Task statement>
Your task is to transcribe all of the records exactly and leave out the pictures.

[START OF Material shown]

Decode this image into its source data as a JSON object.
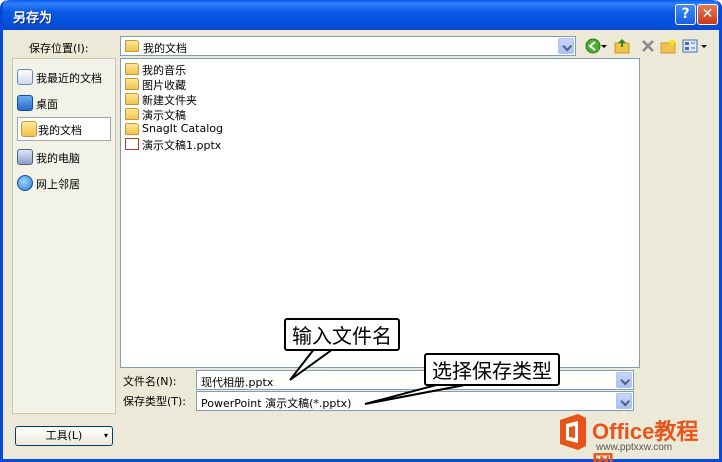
{
  "window": {
    "title": "另存为"
  },
  "titlebar": {
    "help_glyph": "?",
    "close_glyph": "✕"
  },
  "location": {
    "label": "保存位置(I):",
    "value": "我的文档"
  },
  "places": [
    {
      "label": "我最近的文档",
      "icon": "recent-docs-icon"
    },
    {
      "label": "桌面",
      "icon": "desktop-icon"
    },
    {
      "label": "我的文档",
      "icon": "my-documents-icon",
      "selected": true
    },
    {
      "label": "我的电脑",
      "icon": "my-computer-icon"
    },
    {
      "label": "网上邻居",
      "icon": "network-places-icon"
    }
  ],
  "files": [
    {
      "name": "我的音乐",
      "type": "music-folder"
    },
    {
      "name": "图片收藏",
      "type": "pictures-folder"
    },
    {
      "name": "新建文件夹",
      "type": "folder"
    },
    {
      "name": "演示文稿",
      "type": "folder"
    },
    {
      "name": "SnagIt Catalog",
      "type": "folder"
    },
    {
      "name": "演示文稿1.pptx",
      "type": "pptx-file"
    }
  ],
  "filename": {
    "label": "文件名(N):",
    "value": "现代相册.pptx"
  },
  "filetype": {
    "label": "保存类型(T):",
    "value": "PowerPoint 演示文稿(*.pptx)"
  },
  "buttons": {
    "tools": "工具(L)"
  },
  "annotations": {
    "filename_callout": "输入文件名",
    "filetype_callout": "选择保存类型"
  },
  "watermark": {
    "text": "Office教程网",
    "url": "www.pptxxw.com"
  },
  "colors": {
    "titlebar": "#0a58e8",
    "dialog_bg": "#ece9d8",
    "input_border": "#7f9db9"
  }
}
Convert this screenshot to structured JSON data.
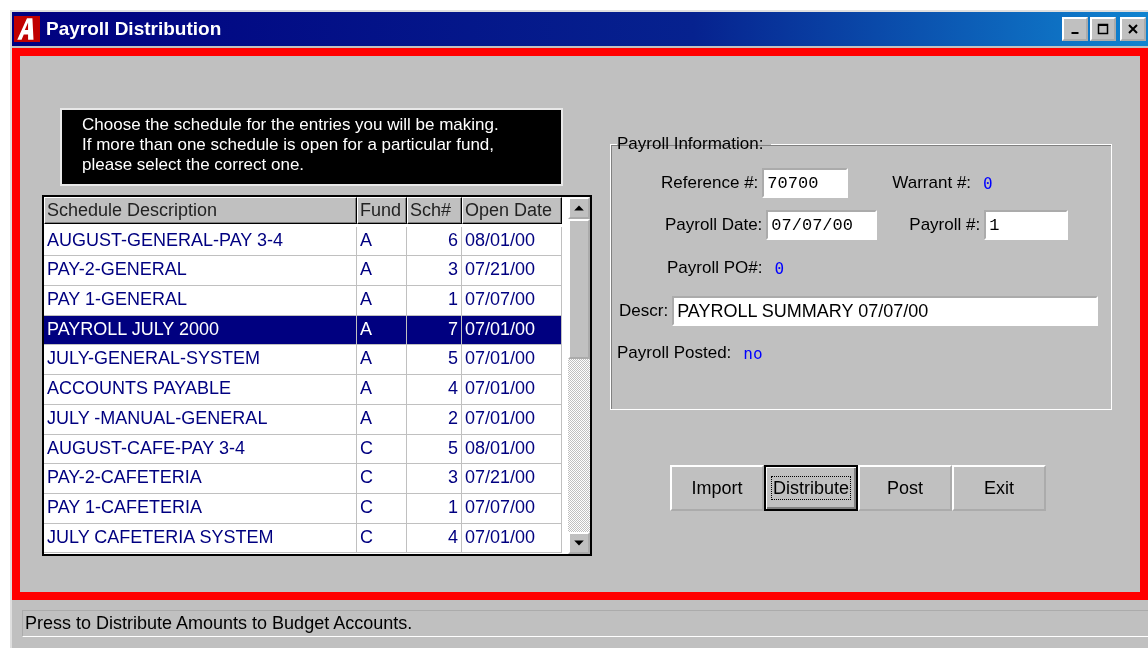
{
  "window": {
    "title": "Payroll Distribution"
  },
  "instructions": "Choose the schedule for the entries you will be making.\nIf more than one schedule is open for a particular fund,\nplease select the correct one.",
  "table": {
    "columns": [
      {
        "label": "Schedule Description",
        "kind": "text"
      },
      {
        "label": "Fund",
        "kind": "text"
      },
      {
        "label": "Sch#",
        "kind": "number"
      },
      {
        "label": "Open Date",
        "kind": "text"
      }
    ],
    "rows": [
      {
        "cells": [
          "AUGUST-GENERAL-PAY 3-4",
          "A",
          "6",
          "08/01/00"
        ],
        "selected": false
      },
      {
        "cells": [
          "PAY-2-GENERAL",
          "A",
          "3",
          "07/21/00"
        ],
        "selected": false
      },
      {
        "cells": [
          "PAY 1-GENERAL",
          "A",
          "1",
          "07/07/00"
        ],
        "selected": false
      },
      {
        "cells": [
          "PAYROLL JULY 2000",
          "A",
          "7",
          "07/01/00"
        ],
        "selected": true
      },
      {
        "cells": [
          "JULY-GENERAL-SYSTEM",
          "A",
          "5",
          "07/01/00"
        ],
        "selected": false
      },
      {
        "cells": [
          "ACCOUNTS PAYABLE",
          "A",
          "4",
          "07/01/00"
        ],
        "selected": false
      },
      {
        "cells": [
          "JULY -MANUAL-GENERAL",
          "A",
          "2",
          "07/01/00"
        ],
        "selected": false
      },
      {
        "cells": [
          "AUGUST-CAFE-PAY 3-4",
          "C",
          "5",
          "08/01/00"
        ],
        "selected": false
      },
      {
        "cells": [
          "PAY-2-CAFETERIA",
          "C",
          "3",
          "07/21/00"
        ],
        "selected": false
      },
      {
        "cells": [
          "PAY 1-CAFETERIA",
          "C",
          "1",
          "07/07/00"
        ],
        "selected": false
      },
      {
        "cells": [
          "JULY CAFETERIA SYSTEM",
          "C",
          "4",
          "07/01/00"
        ],
        "selected": false
      }
    ]
  },
  "payroll_info": {
    "title": "Payroll Information:",
    "rows": [
      [
        {
          "label": "Reference #:",
          "value": "70700",
          "kind": "input"
        },
        {
          "label": "Warrant #:",
          "value": "0",
          "kind": "readout"
        }
      ],
      [
        {
          "label": "Payroll Date:",
          "value": "07/07/00",
          "kind": "input"
        },
        {
          "label": "Payroll #:",
          "value": "1",
          "kind": "input"
        }
      ],
      [
        {
          "label": "Payroll PO#:",
          "value": "0",
          "kind": "readout"
        }
      ],
      [
        {
          "label": "Descr:",
          "value": "PAYROLL SUMMARY 07/07/00",
          "kind": "wide"
        }
      ],
      [
        {
          "label": "Payroll Posted:",
          "value": "no",
          "kind": "readout"
        }
      ]
    ]
  },
  "buttons": [
    {
      "label": "Import",
      "focused": false
    },
    {
      "label": "Distribute",
      "focused": true
    },
    {
      "label": "Post",
      "focused": false
    },
    {
      "label": "Exit",
      "focused": false
    }
  ],
  "status_bar": "Press to Distribute Amounts to Budget Accounts."
}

[END OF Material shown]

Final result>
Decode this image into its source data as a JSON object.
{
  "window": {
    "title": "另存为"
  },
  "titlebar": {
    "help_glyph": "?",
    "close_glyph": "✕"
  },
  "location": {
    "label": "保存位置(I):",
    "value": "我的文档"
  },
  "places": [
    {
      "label": "我最近的文档",
      "icon": "recent-docs-icon"
    },
    {
      "label": "桌面",
      "icon": "desktop-icon"
    },
    {
      "label": "我的文档",
      "icon": "my-documents-icon",
      "selected": true
    },
    {
      "label": "我的电脑",
      "icon": "my-computer-icon"
    },
    {
      "label": "网上邻居",
      "icon": "network-places-icon"
    }
  ],
  "files": [
    {
      "name": "我的音乐",
      "type": "music-folder"
    },
    {
      "name": "图片收藏",
      "type": "pictures-folder"
    },
    {
      "name": "新建文件夹",
      "type": "folder"
    },
    {
      "name": "演示文稿",
      "type": "folder"
    },
    {
      "name": "SnagIt Catalog",
      "type": "folder"
    },
    {
      "name": "演示文稿1.pptx",
      "type": "pptx-file"
    }
  ],
  "filename": {
    "label": "文件名(N):",
    "value": "现代相册.pptx"
  },
  "filetype": {
    "label": "保存类型(T):",
    "value": "PowerPoint 演示文稿(*.pptx)"
  },
  "buttons": {
    "tools": "工具(L)"
  },
  "annotations": {
    "filename_callout": "输入文件名",
    "filetype_callout": "选择保存类型"
  },
  "watermark": {
    "text": "Office教程网",
    "url": "www.pptxxw.com"
  },
  "colors": {
    "titlebar": "#0a58e8",
    "dialog_bg": "#ece9d8",
    "input_border": "#7f9db9"
  }
}
Convert this screenshot to structured JSON data.
{
  "window": {
    "title": "Payroll Distribution"
  },
  "instructions": "Choose the schedule for the entries you will be making.\nIf more than one schedule is open for a particular fund,\nplease select the correct one.",
  "table": {
    "columns": [
      {
        "label": "Schedule Description",
        "kind": "text"
      },
      {
        "label": "Fund",
        "kind": "text"
      },
      {
        "label": "Sch#",
        "kind": "number"
      },
      {
        "label": "Open Date",
        "kind": "text"
      }
    ],
    "rows": [
      {
        "cells": [
          "AUGUST-GENERAL-PAY 3-4",
          "A",
          "6",
          "08/01/00"
        ],
        "selected": false
      },
      {
        "cells": [
          "PAY-2-GENERAL",
          "A",
          "3",
          "07/21/00"
        ],
        "selected": false
      },
      {
        "cells": [
          "PAY 1-GENERAL",
          "A",
          "1",
          "07/07/00"
        ],
        "selected": false
      },
      {
        "cells": [
          "PAYROLL JULY 2000",
          "A",
          "7",
          "07/01/00"
        ],
        "selected": true
      },
      {
        "cells": [
          "JULY-GENERAL-SYSTEM",
          "A",
          "5",
          "07/01/00"
        ],
        "selected": false
      },
      {
        "cells": [
          "ACCOUNTS PAYABLE",
          "A",
          "4",
          "07/01/00"
        ],
        "selected": false
      },
      {
        "cells": [
          "JULY -MANUAL-GENERAL",
          "A",
          "2",
          "07/01/00"
        ],
        "selected": false
      },
      {
        "cells": [
          "AUGUST-CAFE-PAY 3-4",
          "C",
          "5",
          "08/01/00"
        ],
        "selected": false
      },
      {
        "cells": [
          "PAY-2-CAFETERIA",
          "C",
          "3",
          "07/21/00"
        ],
        "selected": false
      },
      {
        "cells": [
          "PAY 1-CAFETERIA",
          "C",
          "1",
          "07/07/00"
        ],
        "selected": false
      },
      {
        "cells": [
          "JULY CAFETERIA SYSTEM",
          "C",
          "4",
          "07/01/00"
        ],
        "selected": false
      }
    ]
  },
  "payroll_info": {
    "title": "Payroll Information:",
    "rows": [
      [
        {
          "label": "Reference #:",
          "value": "70700",
          "kind": "input"
        },
        {
          "label": "Warrant #:",
          "value": "0",
          "kind": "readout"
        }
      ],
      [
        {
          "label": "Payroll Date:",
          "value": "07/07/00",
          "kind": "input"
        },
        {
          "label": "Payroll #:",
          "value": "1",
          "kind": "input"
        }
      ],
      [
        {
          "label": "Payroll PO#:",
          "value": "0",
          "kind": "readout"
        }
      ],
      [
        {
          "label": "Descr:",
          "value": "PAYROLL SUMMARY 07/07/00",
          "kind": "wide"
        }
      ],
      [
        {
          "label": "Payroll Posted:",
          "value": "no",
          "kind": "readout"
        }
      ]
    ]
  },
  "buttons": [
    {
      "label": "Import",
      "focused": false
    },
    {
      "label": "Distribute",
      "focused": true
    },
    {
      "label": "Post",
      "focused": false
    },
    {
      "label": "Exit",
      "focused": false
    }
  ],
  "status_bar": "Press to Distribute Amounts to Budget Accounts."
}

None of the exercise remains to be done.